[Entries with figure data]
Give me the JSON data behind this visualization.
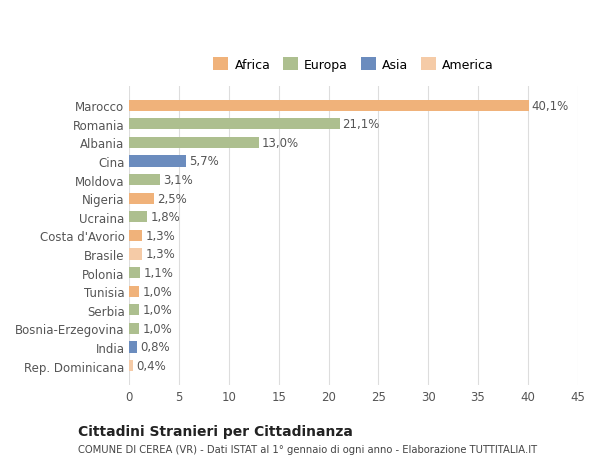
{
  "categories": [
    "Marocco",
    "Romania",
    "Albania",
    "Cina",
    "Moldova",
    "Nigeria",
    "Ucraina",
    "Costa d'Avorio",
    "Brasile",
    "Polonia",
    "Tunisia",
    "Serbia",
    "Bosnia-Erzegovina",
    "India",
    "Rep. Dominicana"
  ],
  "values": [
    40.1,
    21.1,
    13.0,
    5.7,
    3.1,
    2.5,
    1.8,
    1.3,
    1.3,
    1.1,
    1.0,
    1.0,
    1.0,
    0.8,
    0.4
  ],
  "labels": [
    "40,1%",
    "21,1%",
    "13,0%",
    "5,7%",
    "3,1%",
    "2,5%",
    "1,8%",
    "1,3%",
    "1,3%",
    "1,1%",
    "1,0%",
    "1,0%",
    "1,0%",
    "0,8%",
    "0,4%"
  ],
  "continents": [
    "Africa",
    "Europa",
    "Europa",
    "Asia",
    "Europa",
    "Africa",
    "Europa",
    "Africa",
    "America",
    "Europa",
    "Africa",
    "Europa",
    "Europa",
    "Asia",
    "America"
  ],
  "continent_colors": {
    "Africa": "#F0B27A",
    "Europa": "#ADBF8F",
    "Asia": "#6B8CBE",
    "America": "#F5CBA7"
  },
  "legend_order": [
    "Africa",
    "Europa",
    "Asia",
    "America"
  ],
  "xlim": [
    0,
    45
  ],
  "xticks": [
    0,
    5,
    10,
    15,
    20,
    25,
    30,
    35,
    40,
    45
  ],
  "title": "Cittadini Stranieri per Cittadinanza",
  "subtitle": "COMUNE DI CEREA (VR) - Dati ISTAT al 1° gennaio di ogni anno - Elaborazione TUTTITALIA.IT",
  "background_color": "#FFFFFF",
  "bar_height": 0.6,
  "grid_color": "#DDDDDD",
  "label_fontsize": 8.5,
  "ytick_fontsize": 8.5,
  "xtick_fontsize": 8.5
}
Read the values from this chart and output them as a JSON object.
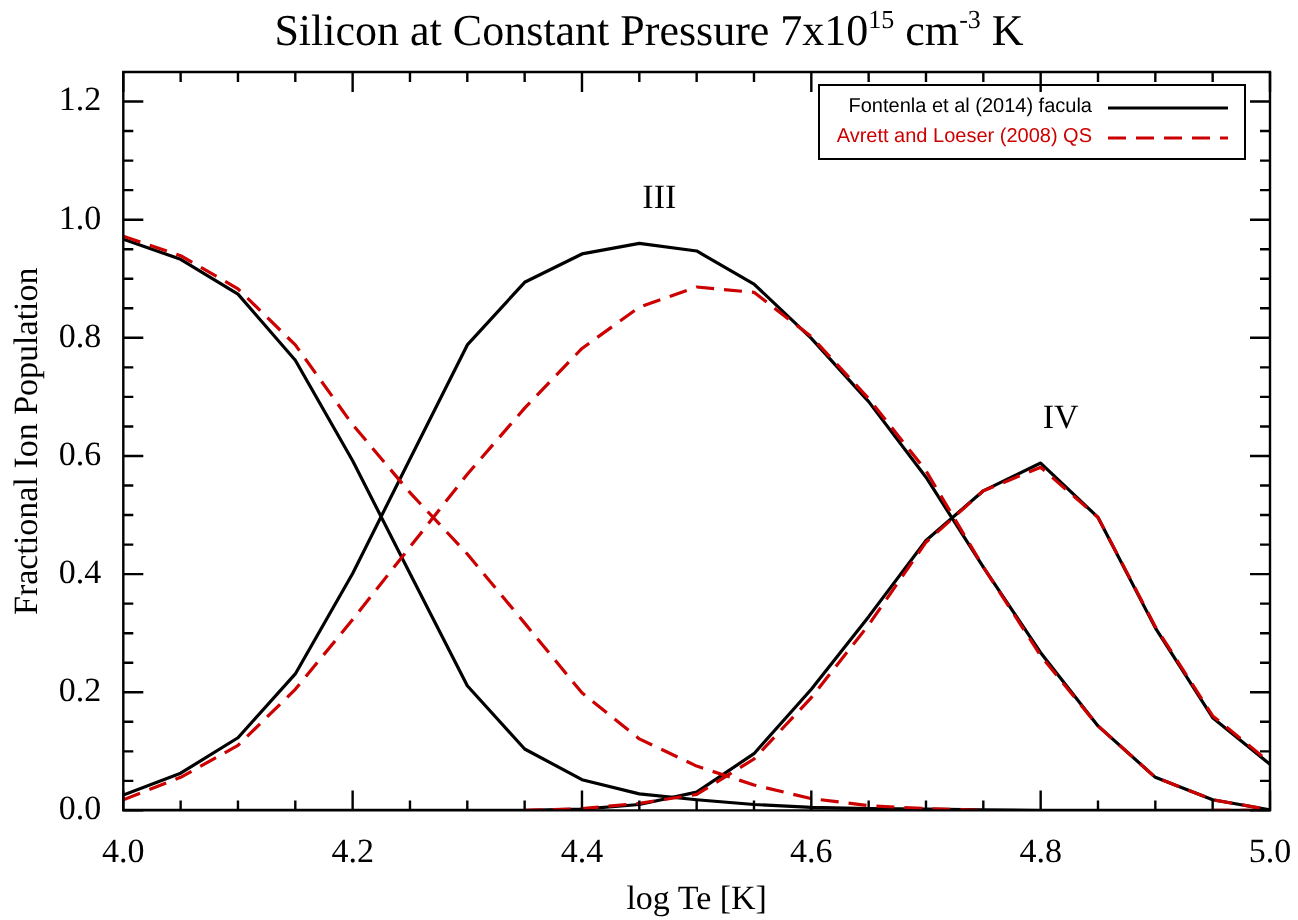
{
  "chart_data": {
    "type": "line",
    "title": "Silicon at Constant Pressure 7x10$^{15}$ cm$^{-3}$ K",
    "xlabel": "log Te [K]",
    "ylabel": "Fractional Ion Population",
    "x": [
      4.0,
      4.05,
      4.1,
      4.15,
      4.2,
      4.25,
      4.3,
      4.35,
      4.4,
      4.45,
      4.5,
      4.55,
      4.6,
      4.65,
      4.7,
      4.75,
      4.8,
      4.85,
      4.9,
      4.95,
      5.0
    ],
    "xlim": [
      4.0,
      5.0
    ],
    "ylim": [
      0,
      1.25
    ],
    "xticks": [
      {
        "value": 4.0,
        "label": "4.0"
      },
      {
        "value": 4.05,
        "label": null
      },
      {
        "value": 4.1,
        "label": null
      },
      {
        "value": 4.15,
        "label": null
      },
      {
        "value": 4.2,
        "label": "4.2"
      },
      {
        "value": 4.25,
        "label": null
      },
      {
        "value": 4.3,
        "label": null
      },
      {
        "value": 4.35,
        "label": null
      },
      {
        "value": 4.4,
        "label": "4.4"
      },
      {
        "value": 4.45,
        "label": null
      },
      {
        "value": 4.5,
        "label": null
      },
      {
        "value": 4.55,
        "label": null
      },
      {
        "value": 4.6,
        "label": "4.6"
      },
      {
        "value": 4.65,
        "label": null
      },
      {
        "value": 4.7,
        "label": null
      },
      {
        "value": 4.75,
        "label": null
      },
      {
        "value": 4.8,
        "label": "4.8"
      },
      {
        "value": 4.85,
        "label": null
      },
      {
        "value": 4.9,
        "label": null
      },
      {
        "value": 4.95,
        "label": null
      },
      {
        "value": 5.0,
        "label": "5.0"
      }
    ],
    "yticks": [
      {
        "value": 0,
        "label": "0.0"
      },
      {
        "value": 0.05,
        "label": null
      },
      {
        "value": 0.1,
        "label": null
      },
      {
        "value": 0.15,
        "label": null
      },
      {
        "value": 0.2,
        "label": "0.2"
      },
      {
        "value": 0.25,
        "label": null
      },
      {
        "value": 0.3,
        "label": null
      },
      {
        "value": 0.35,
        "label": null
      },
      {
        "value": 0.4,
        "label": "0.4"
      },
      {
        "value": 0.45,
        "label": null
      },
      {
        "value": 0.5,
        "label": null
      },
      {
        "value": 0.55,
        "label": null
      },
      {
        "value": 0.6,
        "label": "0.6"
      },
      {
        "value": 0.65,
        "label": null
      },
      {
        "value": 0.7,
        "label": null
      },
      {
        "value": 0.75,
        "label": null
      },
      {
        "value": 0.8,
        "label": "0.8"
      },
      {
        "value": 0.85,
        "label": null
      },
      {
        "value": 0.9,
        "label": null
      },
      {
        "value": 0.95,
        "label": null
      },
      {
        "value": 1.0,
        "label": "1.0"
      },
      {
        "value": 1.05,
        "label": null
      },
      {
        "value": 1.1,
        "label": null
      },
      {
        "value": 1.15,
        "label": null
      },
      {
        "value": 1.2,
        "label": "1.2"
      }
    ],
    "grid": false,
    "legend": "top right",
    "marker": "none",
    "series": [
      {
        "name": "Fontenla et al (2014) facula",
        "color": "#000000",
        "line_style": "solid",
        "values": [
          0.967,
          0.933,
          0.874,
          0.762,
          0.592,
          0.401,
          0.211,
          0.104,
          0.052,
          0.028,
          0.018,
          0.01,
          0.005,
          0.003,
          0.002,
          0.001,
          0,
          0,
          0,
          0,
          0
        ]
      },
      {
        "color": "#000000",
        "line_style": "solid",
        "values": [
          0.026,
          0.063,
          0.123,
          0.231,
          0.401,
          0.595,
          0.788,
          0.894,
          0.942,
          0.96,
          0.947,
          0.891,
          0.799,
          0.692,
          0.564,
          0.412,
          0.267,
          0.143,
          0.056,
          0.018,
          0.001
        ]
      },
      {
        "color": "#000000",
        "line_style": "solid",
        "values": [
          0,
          0,
          0,
          0,
          0,
          0,
          0,
          0,
          0.002,
          0.01,
          0.031,
          0.096,
          0.205,
          0.328,
          0.457,
          0.541,
          0.588,
          0.496,
          0.309,
          0.157,
          0.078
        ]
      },
      {
        "name": "Avrett and Loeser (2008) QS",
        "color": "#cc0000",
        "line_style": "dashed",
        "values": [
          0.972,
          0.939,
          0.883,
          0.788,
          0.653,
          0.538,
          0.434,
          0.317,
          0.199,
          0.121,
          0.075,
          0.043,
          0.02,
          0.008,
          0.003,
          0,
          null,
          null,
          null,
          0,
          0
        ]
      },
      {
        "color": "#cc0000",
        "line_style": "dashed",
        "values": [
          0.018,
          0.056,
          0.11,
          0.205,
          0.323,
          0.446,
          0.569,
          0.681,
          0.782,
          0.852,
          0.886,
          0.877,
          0.802,
          0.697,
          0.575,
          0.412,
          0.262,
          0.143,
          0.056,
          0.018,
          0.001
        ]
      },
      {
        "color": "#cc0000",
        "line_style": "dashed",
        "values": [
          null,
          null,
          null,
          null,
          null,
          null,
          null,
          0,
          0.003,
          0.012,
          0.027,
          0.087,
          0.191,
          0.314,
          0.454,
          0.541,
          0.581,
          0.496,
          0.311,
          0.16,
          0.081
        ]
      }
    ],
    "annotations": [
      {
        "text": "III",
        "x": 4.45,
        "y": 0.96
      },
      {
        "text": "IV",
        "x": 4.8,
        "y": 0.588
      }
    ]
  }
}
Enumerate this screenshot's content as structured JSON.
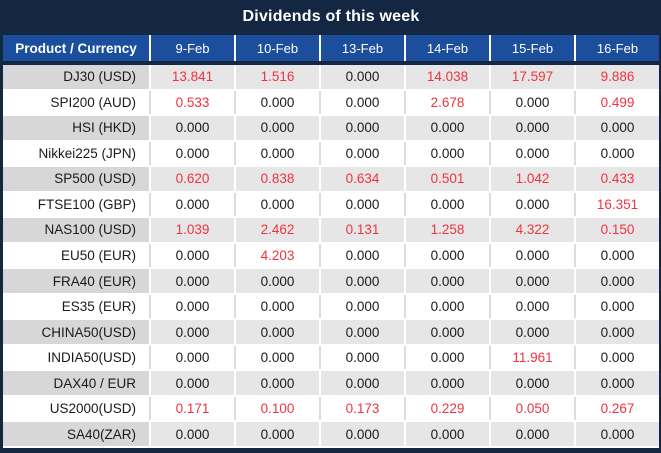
{
  "title": "Dividends of this week",
  "table": {
    "product_header": "Product / Currency",
    "columns": [
      "9-Feb",
      "10-Feb",
      "13-Feb",
      "14-Feb",
      "15-Feb",
      "16-Feb"
    ],
    "rows": [
      {
        "product": "DJ30 (USD)",
        "values": [
          "13.841",
          "1.516",
          "0.000",
          "14.038",
          "17.597",
          "9.886"
        ],
        "red": [
          true,
          true,
          false,
          true,
          true,
          true
        ]
      },
      {
        "product": "SPI200 (AUD)",
        "values": [
          "0.533",
          "0.000",
          "0.000",
          "2.678",
          "0.000",
          "0.499"
        ],
        "red": [
          true,
          false,
          false,
          true,
          false,
          true
        ]
      },
      {
        "product": "HSI (HKD)",
        "values": [
          "0.000",
          "0.000",
          "0.000",
          "0.000",
          "0.000",
          "0.000"
        ],
        "red": [
          false,
          false,
          false,
          false,
          false,
          false
        ]
      },
      {
        "product": "Nikkei225 (JPN)",
        "values": [
          "0.000",
          "0.000",
          "0.000",
          "0.000",
          "0.000",
          "0.000"
        ],
        "red": [
          false,
          false,
          false,
          false,
          false,
          false
        ]
      },
      {
        "product": "SP500 (USD)",
        "values": [
          "0.620",
          "0.838",
          "0.634",
          "0.501",
          "1.042",
          "0.433"
        ],
        "red": [
          true,
          true,
          true,
          true,
          true,
          true
        ]
      },
      {
        "product": "FTSE100 (GBP)",
        "values": [
          "0.000",
          "0.000",
          "0.000",
          "0.000",
          "0.000",
          "16.351"
        ],
        "red": [
          false,
          false,
          false,
          false,
          false,
          true
        ]
      },
      {
        "product": "NAS100 (USD)",
        "values": [
          "1.039",
          "2.462",
          "0.131",
          "1.258",
          "4.322",
          "0.150"
        ],
        "red": [
          true,
          true,
          true,
          true,
          true,
          true
        ]
      },
      {
        "product": "EU50 (EUR)",
        "values": [
          "0.000",
          "4.203",
          "0.000",
          "0.000",
          "0.000",
          "0.000"
        ],
        "red": [
          false,
          true,
          false,
          false,
          false,
          false
        ]
      },
      {
        "product": "FRA40 (EUR)",
        "values": [
          "0.000",
          "0.000",
          "0.000",
          "0.000",
          "0.000",
          "0.000"
        ],
        "red": [
          false,
          false,
          false,
          false,
          false,
          false
        ]
      },
      {
        "product": "ES35 (EUR)",
        "values": [
          "0.000",
          "0.000",
          "0.000",
          "0.000",
          "0.000",
          "0.000"
        ],
        "red": [
          false,
          false,
          false,
          false,
          false,
          false
        ]
      },
      {
        "product": "CHINA50(USD)",
        "values": [
          "0.000",
          "0.000",
          "0.000",
          "0.000",
          "0.000",
          "0.000"
        ],
        "red": [
          false,
          false,
          false,
          false,
          false,
          false
        ]
      },
      {
        "product": "INDIA50(USD)",
        "values": [
          "0.000",
          "0.000",
          "0.000",
          "0.000",
          "11.961",
          "0.000"
        ],
        "red": [
          false,
          false,
          false,
          false,
          true,
          false
        ]
      },
      {
        "product": "DAX40 / EUR",
        "values": [
          "0.000",
          "0.000",
          "0.000",
          "0.000",
          "0.000",
          "0.000"
        ],
        "red": [
          false,
          false,
          false,
          false,
          false,
          false
        ]
      },
      {
        "product": "US2000(USD)",
        "values": [
          "0.171",
          "0.100",
          "0.173",
          "0.229",
          "0.050",
          "0.267"
        ],
        "red": [
          true,
          true,
          true,
          true,
          true,
          true
        ]
      },
      {
        "product": "SA40(ZAR)",
        "values": [
          "0.000",
          "0.000",
          "0.000",
          "0.000",
          "0.000",
          "0.000"
        ],
        "red": [
          false,
          false,
          false,
          false,
          false,
          false
        ]
      }
    ]
  },
  "colors": {
    "navy": "#132642",
    "header_blue": "#1C4E9E",
    "highlight_red": "#EF3340",
    "row_gray": "#E6E6E6",
    "product_col_gray": "#D7D7D7",
    "text_black": "#1A1A1A",
    "white": "#FFFFFF"
  }
}
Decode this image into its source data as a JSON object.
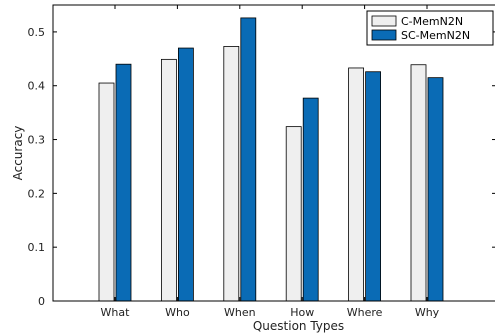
{
  "chart_data": {
    "type": "bar",
    "title": "",
    "xlabel": "Question Types",
    "ylabel": "Accuracy",
    "ylim": [
      0,
      0.55
    ],
    "yticks": [
      0,
      0.1,
      0.2,
      0.3,
      0.4,
      0.5
    ],
    "ytick_labels": [
      "0",
      "0.1",
      "0.2",
      "0.3",
      "0.4",
      "0.5"
    ],
    "grid": false,
    "legend_position": "top-right",
    "categories": [
      "What",
      "Who",
      "When",
      "How",
      "Where",
      "Why"
    ],
    "series": [
      {
        "name": "C-MemN2N",
        "color": "#efefef",
        "values": [
          0.405,
          0.449,
          0.473,
          0.324,
          0.433,
          0.439
        ]
      },
      {
        "name": "SC-MemN2N",
        "color": "#0a6bb5",
        "values": [
          0.44,
          0.47,
          0.526,
          0.377,
          0.426,
          0.415
        ]
      }
    ]
  }
}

Problem |
In the entries above, how many lines contain the word "right"? Answer with the number only.

Answer to this problem |
2